* _WHAT TO DO_
Restate the whole of the material. Keep every word, and drop the pictures.

###

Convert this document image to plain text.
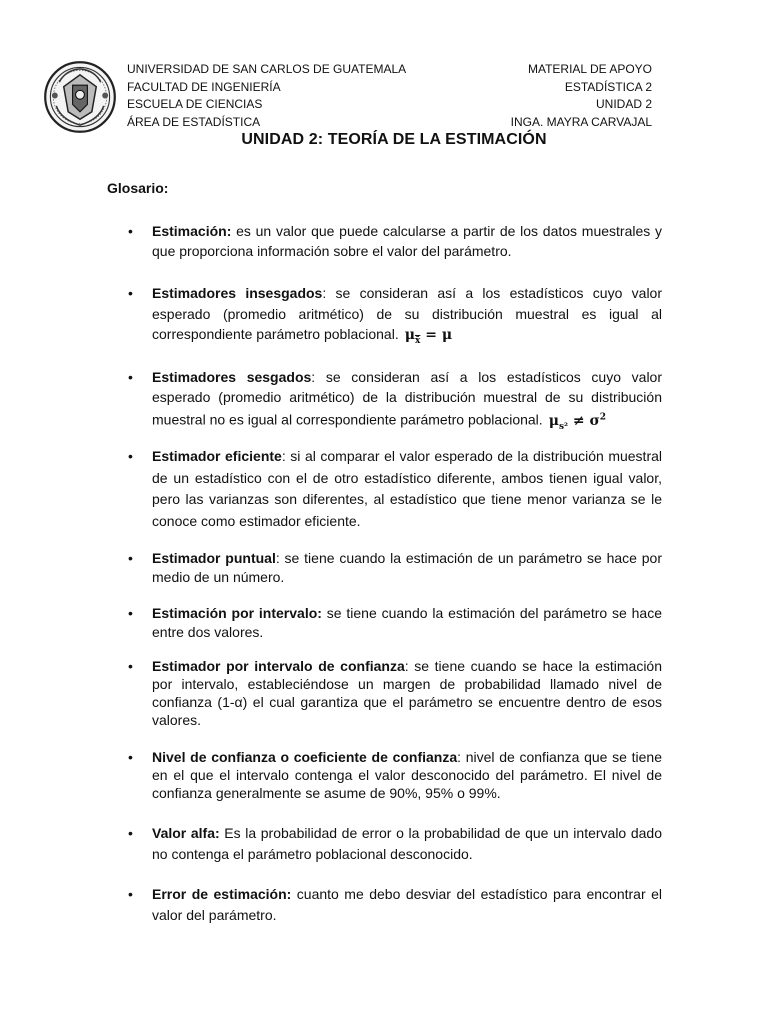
UNIVERSIDAD DE SAN CARLOS DE GUATEMALA
FACULTAD DE INGENIERÍA
ESCUELA DE CIENCIAS
ÁREA DE ESTADÍSTICA
MATERIAL DE APOYO
ESTADÍSTICA 2
UNIDAD 2
INGA. MAYRA CARVAJAL
UNIDAD 2: TEORÍA DE LA ESTIMACIÓN
Glosario:
•	Estimación: es un valor que puede calcularse a partir de los datos muestrales y que proporciona información sobre el valor del parámetro.
•	Estimadores insesgados: se consideran así a los estadísticos cuyo valor esperado (promedio aritmético) de su distribución muestral es igual al correspondiente parámetro poblacional. $\mu_{x̄} = \mu$
•	Estimadores sesgados: se consideran así a los estadísticos cuyo valor esperado (promedio aritmético) de la distribución muestral de su distribución muestral no es igual al correspondiente parámetro poblacional. $\mu_{s^2} \ne \sigma^2$
•	Estimador eficiente: si al comparar el valor esperado de la distribución muestral de un estadístico con el de otro estadístico diferente, ambos tienen igual valor, pero las varianzas son diferentes, al estadístico que tiene menor varianza se le conoce como estimador eficiente.
•	Estimador puntual: se tiene cuando la estimación de un parámetro se hace por medio de un número.
•	Estimación por intervalo: se tiene cuando la estimación del parámetro se hace entre dos valores.
•	Estimador por intervalo de confianza: se tiene cuando se hace la estimación por intervalo, estableciéndose un margen de probabilidad llamado nivel de confianza (1-α) el cual garantiza que el parámetro se encuentre dentro de esos valores.
•	Nivel de confianza o coeficiente de confianza: nivel de confianza que se tiene en el que el intervalo contenga el valor desconocido del parámetro. El nivel de confianza generalmente se asume de 90%, 95% o 99%.
•	Valor alfa: Es la probabilidad de error o la probabilidad de que un intervalo dado no contenga el parámetro poblacional desconocido.
•	Error de estimación: cuanto me debo desviar del estadístico para encontrar el valor del parámetro.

###

* _SOLVED PROBLEM_
Convert this document image to plain text.
UNIVERSIDAD DE SAN CARLOS DE GUATEMALA
FACULTAD DE INGENIERÍA
ESCUELA DE CIENCIAS
ÁREA DE ESTADÍSTICA
MATERIAL DE APOYO
ESTADÍSTICA 2
UNIDAD 2
INGA. MAYRA CARVAJAL
UNIDAD 2: TEORÍA DE LA ESTIMACIÓN
Glosario:
•	Estimación: es un valor que puede calcularse a partir de los datos muestrales y que proporciona información sobre el valor del parámetro.
•	Estimadores insesgados: se consideran así a los estadísticos cuyo valor esperado (promedio aritmético) de su distribución muestral es igual al correspondiente parámetro poblacional. $\mu_{x̄} = \mu$
•	Estimadores sesgados: se consideran así a los estadísticos cuyo valor esperado (promedio aritmético) de la distribución muestral de su distribución muestral no es igual al correspondiente parámetro poblacional. $\mu_{s^2} \ne \sigma^2$
•	Estimador eficiente: si al comparar el valor esperado de la distribución muestral de un estadístico con el de otro estadístico diferente, ambos tienen igual valor, pero las varianzas son diferentes, al estadístico que tiene menor varianza se le conoce como estimador eficiente.
•	Estimador puntual: se tiene cuando la estimación de un parámetro se hace por medio de un número.
•	Estimación por intervalo: se tiene cuando la estimación del parámetro se hace entre dos valores.
•	Estimador por intervalo de confianza: se tiene cuando se hace la estimación por intervalo, estableciéndose un margen de probabilidad llamado nivel de confianza (1-α) el cual garantiza que el parámetro se encuentre dentro de esos valores.
•	Nivel de confianza o coeficiente de confianza: nivel de confianza que se tiene en el que el intervalo contenga el valor desconocido del parámetro. El nivel de confianza generalmente se asume de 90%, 95% o 99%.
•	Valor alfa: Es la probabilidad de error o la probabilidad de que un intervalo dado no contenga el parámetro poblacional desconocido.
•	Error de estimación: cuanto me debo desviar del estadístico para encontrar el valor del parámetro.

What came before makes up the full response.